### WHAT IS REQUIRED:
Copy out each of the lines below without changing any character, keeping them in their original order.
── SUPPLIED ENTRIES
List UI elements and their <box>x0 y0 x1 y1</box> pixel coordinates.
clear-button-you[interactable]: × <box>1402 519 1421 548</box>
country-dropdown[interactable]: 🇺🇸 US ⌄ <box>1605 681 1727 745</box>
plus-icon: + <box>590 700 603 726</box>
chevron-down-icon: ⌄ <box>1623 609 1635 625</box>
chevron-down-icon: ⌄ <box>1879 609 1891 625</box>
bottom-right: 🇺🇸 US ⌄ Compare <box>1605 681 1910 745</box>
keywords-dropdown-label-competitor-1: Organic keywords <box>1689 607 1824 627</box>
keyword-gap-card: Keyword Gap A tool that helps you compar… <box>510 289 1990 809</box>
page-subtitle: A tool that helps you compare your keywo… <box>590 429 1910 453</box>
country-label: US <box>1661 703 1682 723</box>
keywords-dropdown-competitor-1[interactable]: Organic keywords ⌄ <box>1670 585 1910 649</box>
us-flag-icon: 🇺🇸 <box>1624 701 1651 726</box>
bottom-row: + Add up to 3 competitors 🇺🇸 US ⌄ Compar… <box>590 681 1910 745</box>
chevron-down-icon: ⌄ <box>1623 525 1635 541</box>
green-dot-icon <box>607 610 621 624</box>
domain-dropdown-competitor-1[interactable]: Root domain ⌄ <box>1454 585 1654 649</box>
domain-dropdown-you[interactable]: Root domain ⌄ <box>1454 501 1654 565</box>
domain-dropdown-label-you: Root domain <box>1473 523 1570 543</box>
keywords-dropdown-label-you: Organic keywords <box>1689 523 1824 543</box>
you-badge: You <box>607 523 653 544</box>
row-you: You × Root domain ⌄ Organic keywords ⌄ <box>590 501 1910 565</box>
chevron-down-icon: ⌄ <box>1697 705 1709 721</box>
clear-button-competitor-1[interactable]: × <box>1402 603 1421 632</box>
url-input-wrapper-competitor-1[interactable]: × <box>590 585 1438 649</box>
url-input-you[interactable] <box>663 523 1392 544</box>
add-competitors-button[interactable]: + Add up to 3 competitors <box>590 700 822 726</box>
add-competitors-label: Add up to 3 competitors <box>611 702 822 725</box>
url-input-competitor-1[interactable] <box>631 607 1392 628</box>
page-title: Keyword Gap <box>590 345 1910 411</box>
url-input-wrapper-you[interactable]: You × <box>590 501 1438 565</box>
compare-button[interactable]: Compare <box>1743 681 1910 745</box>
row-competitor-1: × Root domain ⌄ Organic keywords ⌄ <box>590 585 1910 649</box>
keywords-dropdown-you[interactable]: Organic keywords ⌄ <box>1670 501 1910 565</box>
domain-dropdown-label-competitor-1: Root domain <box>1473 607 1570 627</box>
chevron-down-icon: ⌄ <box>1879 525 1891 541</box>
────
### RESULT BELOW:
List UI elements and their <box>x0 y0 x1 y1</box> pixel coordinates.
clear-button-you[interactable]: × <box>1402 519 1421 548</box>
country-dropdown[interactable]: 🇺🇸 US ⌄ <box>1605 681 1727 745</box>
plus-icon: + <box>590 700 603 726</box>
chevron-down-icon: ⌄ <box>1623 609 1635 625</box>
chevron-down-icon: ⌄ <box>1879 609 1891 625</box>
bottom-right: 🇺🇸 US ⌄ Compare <box>1605 681 1910 745</box>
keywords-dropdown-label-competitor-1: Organic keywords <box>1689 607 1824 627</box>
keyword-gap-card: Keyword Gap A tool that helps you compar… <box>510 289 1990 809</box>
page-subtitle: A tool that helps you compare your keywo… <box>590 429 1910 453</box>
country-label: US <box>1661 703 1682 723</box>
keywords-dropdown-competitor-1[interactable]: Organic keywords ⌄ <box>1670 585 1910 649</box>
us-flag-icon: 🇺🇸 <box>1624 701 1651 726</box>
bottom-row: + Add up to 3 competitors 🇺🇸 US ⌄ Compar… <box>590 681 1910 745</box>
chevron-down-icon: ⌄ <box>1623 525 1635 541</box>
green-dot-icon <box>607 610 621 624</box>
domain-dropdown-competitor-1[interactable]: Root domain ⌄ <box>1454 585 1654 649</box>
domain-dropdown-you[interactable]: Root domain ⌄ <box>1454 501 1654 565</box>
domain-dropdown-label-you: Root domain <box>1473 523 1570 543</box>
keywords-dropdown-label-you: Organic keywords <box>1689 523 1824 543</box>
you-badge: You <box>607 523 653 544</box>
row-you: You × Root domain ⌄ Organic keywords ⌄ <box>590 501 1910 565</box>
chevron-down-icon: ⌄ <box>1697 705 1709 721</box>
clear-button-competitor-1[interactable]: × <box>1402 603 1421 632</box>
url-input-wrapper-competitor-1[interactable]: × <box>590 585 1438 649</box>
url-input-you[interactable] <box>663 523 1392 544</box>
add-competitors-button[interactable]: + Add up to 3 competitors <box>590 700 822 726</box>
add-competitors-label: Add up to 3 competitors <box>611 702 822 725</box>
url-input-competitor-1[interactable] <box>631 607 1392 628</box>
page-title: Keyword Gap <box>590 345 1910 411</box>
url-input-wrapper-you[interactable]: You × <box>590 501 1438 565</box>
compare-button[interactable]: Compare <box>1743 681 1910 745</box>
row-competitor-1: × Root domain ⌄ Organic keywords ⌄ <box>590 585 1910 649</box>
keywords-dropdown-you[interactable]: Organic keywords ⌄ <box>1670 501 1910 565</box>
domain-dropdown-label-competitor-1: Root domain <box>1473 607 1570 627</box>
chevron-down-icon: ⌄ <box>1879 525 1891 541</box>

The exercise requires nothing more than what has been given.